EXERCISE AIM —
Find each line with the string "name" and report it.

* Start GIVEN ENTRIES *

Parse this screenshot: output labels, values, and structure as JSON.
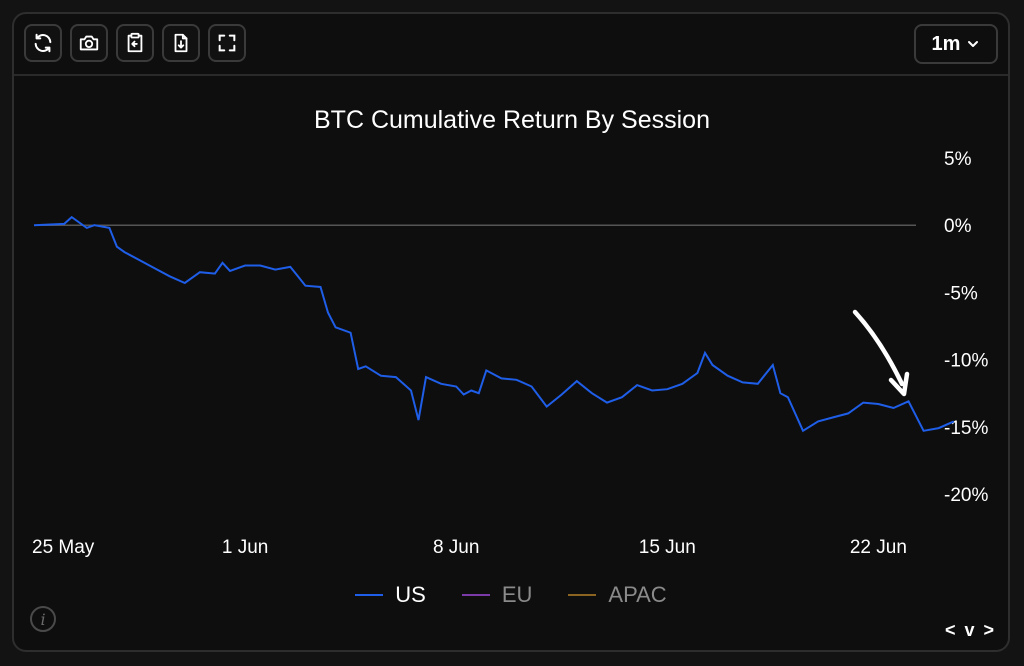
{
  "toolbar": {
    "buttons": [
      {
        "name": "refresh-icon"
      },
      {
        "name": "camera-icon"
      },
      {
        "name": "clipboard-icon"
      },
      {
        "name": "download-file-icon"
      },
      {
        "name": "fullscreen-icon"
      }
    ],
    "range_label": "1m"
  },
  "chart_data": {
    "type": "line",
    "title": "BTC Cumulative Return By Session",
    "xlabel": "",
    "ylabel": "",
    "x_tick_labels": [
      "25 May",
      "1 Jun",
      "8 Jun",
      "15 Jun",
      "22 Jun"
    ],
    "y_tick_labels": [
      "5%",
      "0%",
      "-5%",
      "-10%",
      "-15%",
      "-20%"
    ],
    "y_ticks": [
      5,
      0,
      -5,
      -10,
      -15,
      -20
    ],
    "ylim": [
      -20,
      5
    ],
    "xlim": [
      "2024-05-25",
      "2024-06-26"
    ],
    "grid": false,
    "zero_line": true,
    "legend_position": "bottom-center",
    "series": [
      {
        "name": "US",
        "color": "#1f5ee8",
        "points": [
          [
            "2024-05-25",
            0.0
          ],
          [
            "2024-05-26",
            0.1
          ],
          [
            "2024-05-26 06:00",
            0.6
          ],
          [
            "2024-05-26 18:00",
            -0.2
          ],
          [
            "2024-05-27",
            0.0
          ],
          [
            "2024-05-27 12:00",
            -0.2
          ],
          [
            "2024-05-27 18:00",
            -1.6
          ],
          [
            "2024-05-28",
            -2.0
          ],
          [
            "2024-05-28 12:00",
            -2.6
          ],
          [
            "2024-05-29",
            -3.2
          ],
          [
            "2024-05-29 12:00",
            -3.8
          ],
          [
            "2024-05-30",
            -4.3
          ],
          [
            "2024-05-30 12:00",
            -3.5
          ],
          [
            "2024-05-31",
            -3.6
          ],
          [
            "2024-05-31 06:00",
            -2.8
          ],
          [
            "2024-05-31 12:00",
            -3.4
          ],
          [
            "2024-06-01",
            -3.0
          ],
          [
            "2024-06-01 12:00",
            -3.0
          ],
          [
            "2024-06-02",
            -3.3
          ],
          [
            "2024-06-02 12:00",
            -3.1
          ],
          [
            "2024-06-02 18:00",
            -3.8
          ],
          [
            "2024-06-03",
            -4.5
          ],
          [
            "2024-06-03 12:00",
            -4.6
          ],
          [
            "2024-06-03 18:00",
            -6.5
          ],
          [
            "2024-06-04",
            -7.6
          ],
          [
            "2024-06-04 12:00",
            -8.0
          ],
          [
            "2024-06-04 18:00",
            -10.7
          ],
          [
            "2024-06-05",
            -10.5
          ],
          [
            "2024-06-05 12:00",
            -11.2
          ],
          [
            "2024-06-06",
            -11.3
          ],
          [
            "2024-06-06 12:00",
            -12.3
          ],
          [
            "2024-06-06 18:00",
            -14.5
          ],
          [
            "2024-06-07",
            -11.3
          ],
          [
            "2024-06-07 12:00",
            -11.8
          ],
          [
            "2024-06-08",
            -12.0
          ],
          [
            "2024-06-08 06:00",
            -12.6
          ],
          [
            "2024-06-08 12:00",
            -12.3
          ],
          [
            "2024-06-08 18:00",
            -12.5
          ],
          [
            "2024-06-09",
            -10.8
          ],
          [
            "2024-06-09 12:00",
            -11.4
          ],
          [
            "2024-06-10",
            -11.5
          ],
          [
            "2024-06-10 12:00",
            -12.0
          ],
          [
            "2024-06-11",
            -13.5
          ],
          [
            "2024-06-11 12:00",
            -12.6
          ],
          [
            "2024-06-12",
            -11.6
          ],
          [
            "2024-06-12 12:00",
            -12.5
          ],
          [
            "2024-06-13",
            -13.2
          ],
          [
            "2024-06-13 12:00",
            -12.8
          ],
          [
            "2024-06-14",
            -11.9
          ],
          [
            "2024-06-14 12:00",
            -12.3
          ],
          [
            "2024-06-15",
            -12.2
          ],
          [
            "2024-06-15 12:00",
            -11.8
          ],
          [
            "2024-06-16",
            -11.0
          ],
          [
            "2024-06-16 06:00",
            -9.5
          ],
          [
            "2024-06-16 12:00",
            -10.4
          ],
          [
            "2024-06-17",
            -11.2
          ],
          [
            "2024-06-17 12:00",
            -11.7
          ],
          [
            "2024-06-18",
            -11.8
          ],
          [
            "2024-06-18 12:00",
            -10.4
          ],
          [
            "2024-06-18 18:00",
            -12.5
          ],
          [
            "2024-06-19",
            -12.8
          ],
          [
            "2024-06-19 12:00",
            -15.3
          ],
          [
            "2024-06-20",
            -14.6
          ],
          [
            "2024-06-20 12:00",
            -14.3
          ],
          [
            "2024-06-21",
            -14.0
          ],
          [
            "2024-06-21 12:00",
            -13.2
          ],
          [
            "2024-06-22",
            -13.3
          ],
          [
            "2024-06-22 12:00",
            -13.6
          ],
          [
            "2024-06-23",
            -13.1
          ],
          [
            "2024-06-23 12:00",
            -15.3
          ],
          [
            "2024-06-24",
            -15.1
          ],
          [
            "2024-06-24 12:00",
            -14.6
          ]
        ]
      },
      {
        "name": "EU",
        "color": "#7a3aa8",
        "points": []
      },
      {
        "name": "APAC",
        "color": "#8a6420",
        "points": []
      }
    ]
  },
  "legend": {
    "items": [
      {
        "label": "US",
        "color": "#1f5ee8"
      },
      {
        "label": "EU",
        "color": "#7a3aa8"
      },
      {
        "label": "APAC",
        "color": "#8a6420"
      }
    ]
  },
  "footer": {
    "info_glyph": "i",
    "nav_label": "< v >"
  }
}
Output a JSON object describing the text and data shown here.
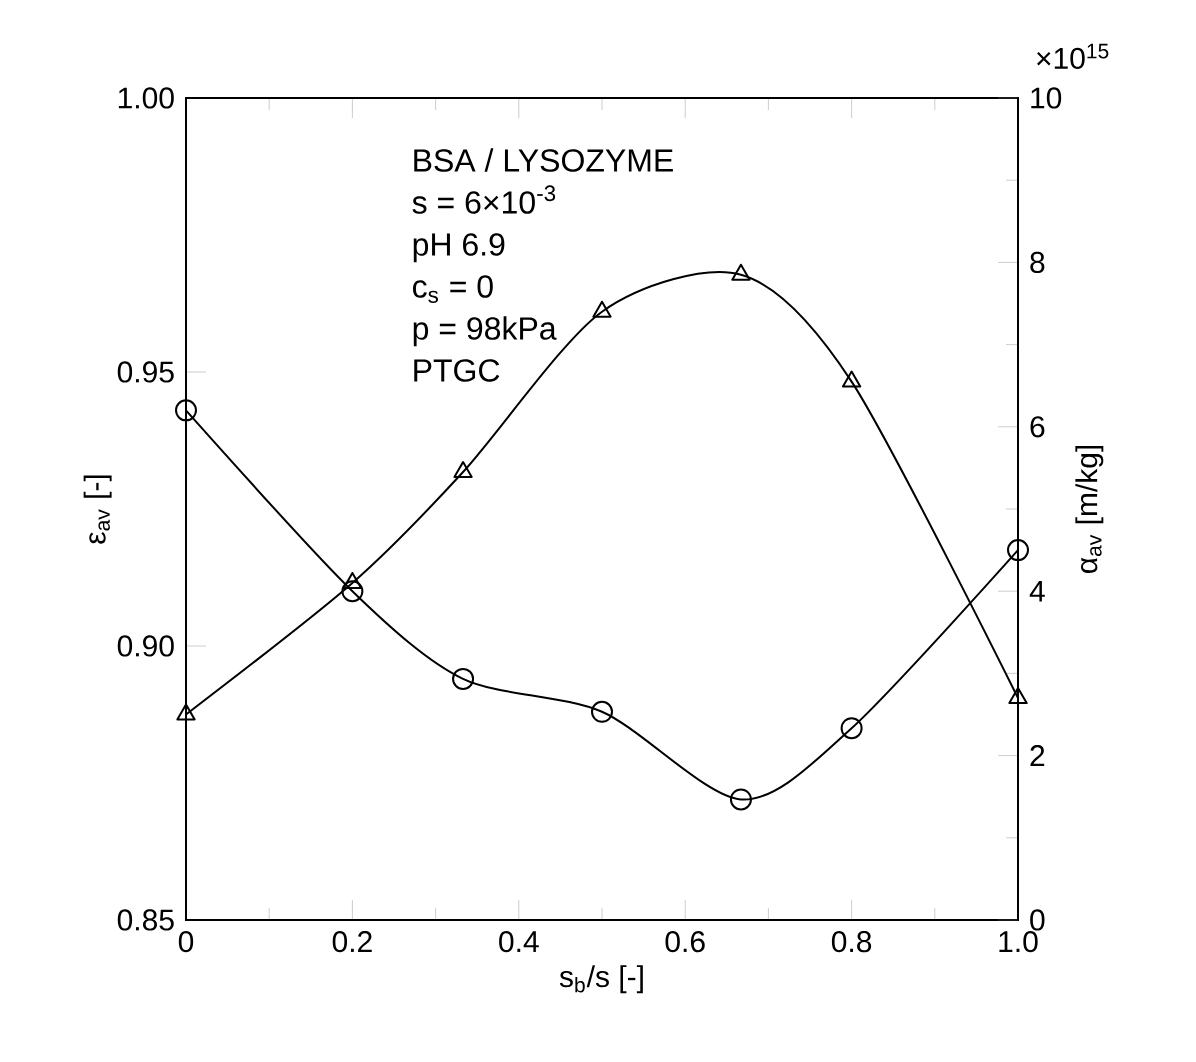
{
  "chart_data": {
    "type": "line",
    "x": [
      0,
      0.2,
      0.333,
      0.5,
      0.667,
      0.8,
      1.0
    ],
    "xlabel": "s$_{b}$/s  [-]",
    "ylabel": "ε$_{av}$  [-]",
    "y2label": "α$_{av}$  [m/kg]",
    "xlim": [
      0,
      1.0
    ],
    "xticks": [
      0,
      0.2,
      0.4,
      0.6,
      0.8,
      {
        "value": 1.0,
        "label": "1.0"
      }
    ],
    "ylim": [
      0.85,
      1.0
    ],
    "yticks": [
      0.85,
      {
        "value": 0.9,
        "label": "0.90"
      },
      0.95,
      {
        "value": 1.0,
        "label": "1.00"
      }
    ],
    "y2lim": [
      0,
      10
    ],
    "y2ticks": [
      0,
      2,
      4,
      6,
      8,
      10
    ],
    "series": [
      {
        "color": "#000000",
        "marker": "circle",
        "values": [
          0.943,
          0.91,
          0.894,
          0.888,
          0.872,
          0.885,
          0.9175
        ]
      },
      {
        "color": "#000000",
        "marker": "triangle",
        "axis": "y2",
        "values": [
          2.5,
          4.1,
          5.45,
          7.4,
          7.85,
          6.55,
          2.7
        ]
      }
    ],
    "annotations": [
      "BSA / LYSOZYME",
      "s = 6×10$^{-3}$",
      "pH 6.9",
      "c$_{s}$ = 0",
      "p = 98kPa",
      "PTGC",
      "×10$^{15}$"
    ]
  }
}
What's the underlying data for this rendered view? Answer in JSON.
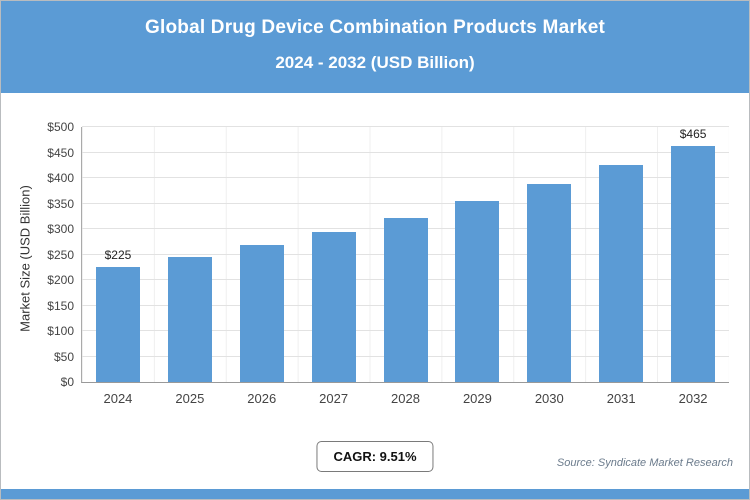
{
  "header": {
    "title_line1": "Global Drug Device Combination Products Market",
    "title_line2": "2024 - 2032 (USD Billion)"
  },
  "chart_data": {
    "type": "bar",
    "title": "Global Drug Device Combination Products Market 2024 - 2032 (USD Billion)",
    "categories": [
      "2024",
      "2025",
      "2026",
      "2027",
      "2028",
      "2029",
      "2030",
      "2031",
      "2032"
    ],
    "values": [
      225,
      246,
      269,
      295,
      322,
      354,
      388,
      425,
      465
    ],
    "bar_labels": {
      "2024": "$225",
      "2032": "$465"
    },
    "xlabel": "",
    "ylabel": "Market Size (USD Billion)",
    "ylim": [
      0,
      500
    ],
    "ytick_step": 50,
    "ytick_prefix": "$",
    "bar_color": "#5b9bd5",
    "grid": "horizontal",
    "legend": "none"
  },
  "footer": {
    "cagr_label": "CAGR: 9.51%",
    "source": "Source: Syndicate Market Research"
  },
  "colors": {
    "accent_blue": "#5b9bd5",
    "gridline": "#e2e2e2",
    "text_dark": "#222222",
    "source_gray": "#6b7b8c"
  }
}
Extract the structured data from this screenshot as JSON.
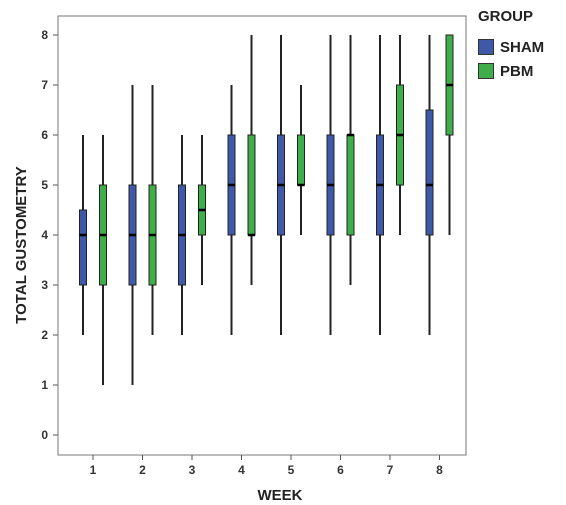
{
  "chart_data": {
    "type": "boxplot",
    "xlabel": "WEEK",
    "ylabel": "TOTAL GUSTOMETRY",
    "categories": [
      "1",
      "2",
      "3",
      "4",
      "5",
      "6",
      "7",
      "8"
    ],
    "ylim": [
      -0.4,
      8.4
    ],
    "yticks": [
      0,
      1,
      2,
      3,
      4,
      5,
      6,
      7,
      8
    ],
    "grid": false,
    "legend_position": "top-right-outside",
    "legend_title": "GROUP",
    "series": [
      {
        "name": "SHAM",
        "color": "#3f58a8",
        "boxes": [
          {
            "min": 2,
            "q1": 3,
            "median": 4,
            "q3": 4.5,
            "max": 6
          },
          {
            "min": 1,
            "q1": 3,
            "median": 4,
            "q3": 5,
            "max": 7
          },
          {
            "min": 2,
            "q1": 3,
            "median": 4,
            "q3": 5,
            "max": 6
          },
          {
            "min": 2,
            "q1": 4,
            "median": 5,
            "q3": 6,
            "max": 7
          },
          {
            "min": 2,
            "q1": 4,
            "median": 5,
            "q3": 6,
            "max": 8
          },
          {
            "min": 2,
            "q1": 4,
            "median": 5,
            "q3": 6,
            "max": 8
          },
          {
            "min": 2,
            "q1": 4,
            "median": 5,
            "q3": 6,
            "max": 8
          },
          {
            "min": 2,
            "q1": 4,
            "median": 5,
            "q3": 6.5,
            "max": 8
          }
        ]
      },
      {
        "name": "PBM",
        "color": "#3fae4a",
        "boxes": [
          {
            "min": 1,
            "q1": 3,
            "median": 4,
            "q3": 5,
            "max": 6
          },
          {
            "min": 2,
            "q1": 3,
            "median": 4,
            "q3": 5,
            "max": 7
          },
          {
            "min": 3,
            "q1": 4,
            "median": 4.5,
            "q3": 5,
            "max": 6
          },
          {
            "min": 3,
            "q1": 4,
            "median": 4,
            "q3": 6,
            "max": 8
          },
          {
            "min": 4,
            "q1": 5,
            "median": 5,
            "q3": 6,
            "max": 7
          },
          {
            "min": 3,
            "q1": 4,
            "median": 6,
            "q3": 6,
            "max": 8
          },
          {
            "min": 4,
            "q1": 5,
            "median": 6,
            "q3": 7,
            "max": 8
          },
          {
            "min": 4,
            "q1": 6,
            "median": 7,
            "q3": 8,
            "max": 8
          }
        ]
      }
    ]
  }
}
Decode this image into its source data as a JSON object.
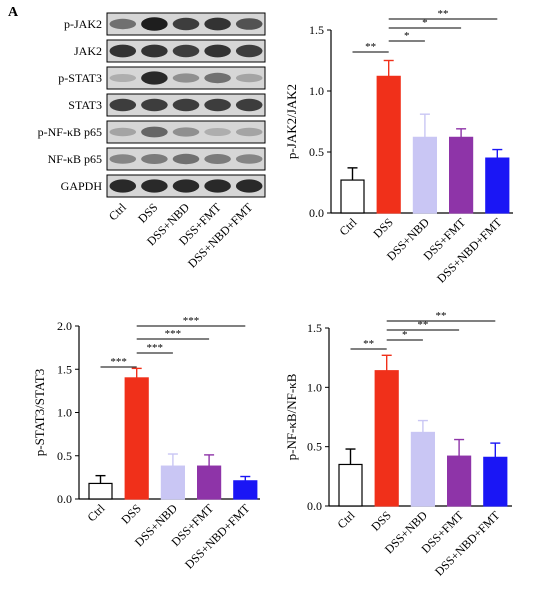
{
  "panel_letter": "A",
  "western_blot": {
    "row_labels": [
      "p-JAK2",
      "JAK2",
      "p-STAT3",
      "STAT3",
      "p-NF-κB p65",
      "NF-κB p65",
      "GAPDH"
    ],
    "lane_labels": [
      "Ctrl",
      "DSS",
      "DSS+NBD",
      "DSS+FMT",
      "DSS+NBD+FMT"
    ],
    "band_intensity": [
      [
        0.55,
        0.95,
        0.8,
        0.85,
        0.7
      ],
      [
        0.85,
        0.85,
        0.8,
        0.85,
        0.8
      ],
      [
        0.25,
        0.9,
        0.4,
        0.55,
        0.3
      ],
      [
        0.8,
        0.8,
        0.8,
        0.8,
        0.8
      ],
      [
        0.3,
        0.6,
        0.4,
        0.25,
        0.3
      ],
      [
        0.45,
        0.5,
        0.55,
        0.5,
        0.45
      ],
      [
        0.9,
        0.9,
        0.9,
        0.9,
        0.9
      ]
    ]
  },
  "colors": {
    "Ctrl": "#ffffff",
    "DSS": "#f0301a",
    "DSS+NBD": "#c9c6f4",
    "DSS+FMT": "#8e34a8",
    "DSS+NBD+FMT": "#1a16f5"
  },
  "chart_data": [
    {
      "type": "bar",
      "categories": [
        "Ctrl",
        "DSS",
        "DSS+NBD",
        "DSS+FMT",
        "DSS+NBD+FMT"
      ],
      "values": [
        0.27,
        1.12,
        0.62,
        0.62,
        0.45
      ],
      "errors": [
        0.1,
        0.13,
        0.19,
        0.07,
        0.07
      ],
      "ylabel": "p-JAK2/JAK2",
      "ylim": [
        0,
        1.5
      ],
      "yticks": [
        "0.0",
        "0.5",
        "1.0",
        "1.5"
      ],
      "significance": [
        {
          "from": "Ctrl",
          "to": "DSS",
          "label": "**"
        },
        {
          "from": "DSS",
          "to": "DSS+NBD",
          "label": "*"
        },
        {
          "from": "DSS",
          "to": "DSS+FMT",
          "label": "*"
        },
        {
          "from": "DSS",
          "to": "DSS+NBD+FMT",
          "label": "**"
        }
      ]
    },
    {
      "type": "bar",
      "categories": [
        "Ctrl",
        "DSS",
        "DSS+NBD",
        "DSS+FMT",
        "DSS+NBD+FMT"
      ],
      "values": [
        0.18,
        1.4,
        0.38,
        0.38,
        0.21
      ],
      "errors": [
        0.09,
        0.11,
        0.14,
        0.13,
        0.05
      ],
      "ylabel": "p-STAT3/STAT3",
      "ylim": [
        0,
        2.0
      ],
      "yticks": [
        "0.0",
        "0.5",
        "1.0",
        "1.5",
        "2.0"
      ],
      "significance": [
        {
          "from": "Ctrl",
          "to": "DSS",
          "label": "***"
        },
        {
          "from": "DSS",
          "to": "DSS+NBD",
          "label": "***"
        },
        {
          "from": "DSS",
          "to": "DSS+FMT",
          "label": "***"
        },
        {
          "from": "DSS",
          "to": "DSS+NBD+FMT",
          "label": "***"
        }
      ]
    },
    {
      "type": "bar",
      "categories": [
        "Ctrl",
        "DSS",
        "DSS+NBD",
        "DSS+FMT",
        "DSS+NBD+FMT"
      ],
      "values": [
        0.35,
        1.14,
        0.62,
        0.42,
        0.41
      ],
      "errors": [
        0.13,
        0.13,
        0.1,
        0.14,
        0.12
      ],
      "ylabel": "p-NF-κB/NF-κB",
      "ylim": [
        0,
        1.5
      ],
      "yticks": [
        "0.0",
        "0.5",
        "1.0",
        "1.5"
      ],
      "significance": [
        {
          "from": "Ctrl",
          "to": "DSS",
          "label": "**"
        },
        {
          "from": "DSS",
          "to": "DSS+NBD",
          "label": "*"
        },
        {
          "from": "DSS",
          "to": "DSS+FMT",
          "label": "**"
        },
        {
          "from": "DSS",
          "to": "DSS+NBD+FMT",
          "label": "**"
        }
      ]
    }
  ]
}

* End GIVEN ENTRIES *

TASK OUTPUT —
        "name": "refresh-icon"
        "name": "camera-icon"
        "name": "clipboard-icon"
        "name": "download-file-icon"
        "name": "fullscreen-icon"
        "name": "US",
        "name": "EU",
        "name": "APAC",
        "name": "SHAM",
        "name": "PBM",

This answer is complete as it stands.